--- START PROVIDED ENTRIES ---

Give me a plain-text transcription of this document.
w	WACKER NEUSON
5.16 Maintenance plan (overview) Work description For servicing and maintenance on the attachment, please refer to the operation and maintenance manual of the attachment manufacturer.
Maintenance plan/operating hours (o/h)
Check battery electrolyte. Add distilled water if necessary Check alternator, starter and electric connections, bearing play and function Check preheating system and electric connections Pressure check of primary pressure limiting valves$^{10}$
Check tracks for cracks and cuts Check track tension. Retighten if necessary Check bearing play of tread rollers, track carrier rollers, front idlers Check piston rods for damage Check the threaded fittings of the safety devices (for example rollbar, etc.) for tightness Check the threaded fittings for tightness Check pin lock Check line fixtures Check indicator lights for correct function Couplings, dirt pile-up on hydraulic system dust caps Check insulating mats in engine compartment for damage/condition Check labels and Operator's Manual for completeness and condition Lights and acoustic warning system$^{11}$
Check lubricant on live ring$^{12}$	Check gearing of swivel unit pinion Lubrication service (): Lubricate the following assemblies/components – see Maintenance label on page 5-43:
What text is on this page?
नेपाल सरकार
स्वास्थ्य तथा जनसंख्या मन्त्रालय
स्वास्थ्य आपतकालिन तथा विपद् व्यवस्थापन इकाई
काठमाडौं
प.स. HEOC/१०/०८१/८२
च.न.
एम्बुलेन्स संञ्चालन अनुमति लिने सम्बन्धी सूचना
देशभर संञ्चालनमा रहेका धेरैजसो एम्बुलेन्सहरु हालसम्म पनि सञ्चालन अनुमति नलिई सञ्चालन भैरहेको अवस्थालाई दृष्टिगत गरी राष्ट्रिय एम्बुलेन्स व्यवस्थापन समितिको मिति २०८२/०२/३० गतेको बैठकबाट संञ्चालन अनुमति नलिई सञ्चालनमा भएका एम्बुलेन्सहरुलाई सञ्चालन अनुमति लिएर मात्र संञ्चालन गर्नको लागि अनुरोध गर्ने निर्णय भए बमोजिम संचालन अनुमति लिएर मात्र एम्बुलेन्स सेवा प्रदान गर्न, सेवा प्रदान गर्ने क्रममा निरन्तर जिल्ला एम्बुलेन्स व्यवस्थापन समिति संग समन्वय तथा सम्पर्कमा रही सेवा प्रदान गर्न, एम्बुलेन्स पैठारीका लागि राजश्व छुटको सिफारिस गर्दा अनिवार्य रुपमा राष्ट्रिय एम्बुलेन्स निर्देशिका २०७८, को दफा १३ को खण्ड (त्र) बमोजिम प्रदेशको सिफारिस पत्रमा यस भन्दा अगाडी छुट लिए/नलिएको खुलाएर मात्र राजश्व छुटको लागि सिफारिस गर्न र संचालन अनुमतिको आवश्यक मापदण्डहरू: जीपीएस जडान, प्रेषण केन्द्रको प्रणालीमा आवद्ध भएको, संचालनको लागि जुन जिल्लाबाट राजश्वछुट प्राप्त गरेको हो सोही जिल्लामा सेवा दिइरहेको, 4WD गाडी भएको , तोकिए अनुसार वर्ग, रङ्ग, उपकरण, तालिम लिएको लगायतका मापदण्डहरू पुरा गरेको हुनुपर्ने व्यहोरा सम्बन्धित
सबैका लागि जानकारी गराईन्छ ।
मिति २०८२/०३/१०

--- END PROVIDED ENTRIES ---

Repeat the material above in full, quoting it exactly.

▶ [THE ANSWER]
Give me a plain-text transcription of this document.
w	WACKER NEUSON
5.16 Maintenance plan (overview) Work description For servicing and maintenance on the attachment, please refer to the operation and maintenance manual of the attachment manufacturer.
Maintenance plan/operating hours (o/h)
Check battery electrolyte. Add distilled water if necessary Check alternator, starter and electric connections, bearing play and function Check preheating system and electric connections Pressure check of primary pressure limiting valves$^{10}$
Check tracks for cracks and cuts Check track tension. Retighten if necessary Check bearing play of tread rollers, track carrier rollers, front idlers Check piston rods for damage Check the threaded fittings of the safety devices (for example rollbar, etc.) for tightness Check the threaded fittings for tightness Check pin lock Check line fixtures Check indicator lights for correct function Couplings, dirt pile-up on hydraulic system dust caps Check insulating mats in engine compartment for damage/condition Check labels and Operator's Manual for completeness and condition Lights and acoustic warning system$^{11}$
Check lubricant on live ring$^{12}$	Check gearing of swivel unit pinion Lubrication service (): Lubricate the following assemblies/components – see Maintenance label on page 5-43:
What text is on this page?
नेपाल सरकार
स्वास्थ्य तथा जनसंख्या मन्त्रालय
स्वास्थ्य आपतकालिन तथा विपद् व्यवस्थापन इकाई
काठमाडौं
प.स. HEOC/१०/०८१/८२
च.न.
एम्बुलेन्स संञ्चालन अनुमति लिने सम्बन्धी सूचना
देशभर संञ्चालनमा रहेका धेरैजसो एम्बुलेन्सहरु हालसम्म पनि सञ्चालन अनुमति नलिई सञ्चालन भैरहेको अवस्थालाई दृष्टिगत गरी राष्ट्रिय एम्बुलेन्स व्यवस्थापन समितिको मिति २०८२/०२/३० गतेको बैठकबाट संञ्चालन अनुमति नलिई सञ्चालनमा भएका एम्बुलेन्सहरुलाई सञ्चालन अनुमति लिएर मात्र संञ्चालन गर्नको लागि अनुरोध गर्ने निर्णय भए बमोजिम संचालन अनुमति लिएर मात्र एम्बुलेन्स सेवा प्रदान गर्न, सेवा प्रदान गर्ने क्रममा निरन्तर जिल्ला एम्बुलेन्स व्यवस्थापन समिति संग समन्वय तथा सम्पर्कमा रही सेवा प्रदान गर्न, एम्बुलेन्स पैठारीका लागि राजश्व छुटको सिफारिस गर्दा अनिवार्य रुपमा राष्ट्रिय एम्बुलेन्स निर्देशिका २०७८, को दफा १३ को खण्ड (त्र) बमोजिम प्रदेशको सिफारिस पत्रमा यस भन्दा अगाडी छुट लिए/नलिएको खुलाएर मात्र राजश्व छुटको लागि सिफारिस गर्न र संचालन अनुमतिको आवश्यक मापदण्डहरू: जीपीएस जडान, प्रेषण केन्द्रको प्रणालीमा आवद्ध भएको, संचालनको लागि जुन जिल्लाबाट राजश्वछुट प्राप्त गरेको हो सोही जिल्लामा सेवा दिइरहेको, 4WD गाडी भएको , तोकिए अनुसार वर्ग, रङ्ग, उपकरण, तालिम लिएको लगायतका मापदण्डहरू पुरा गरेको हुनुपर्ने व्यहोरा सम्बन्धित
सबैका लागि जानकारी गराईन्छ ।
मिति २०८२/०३/१०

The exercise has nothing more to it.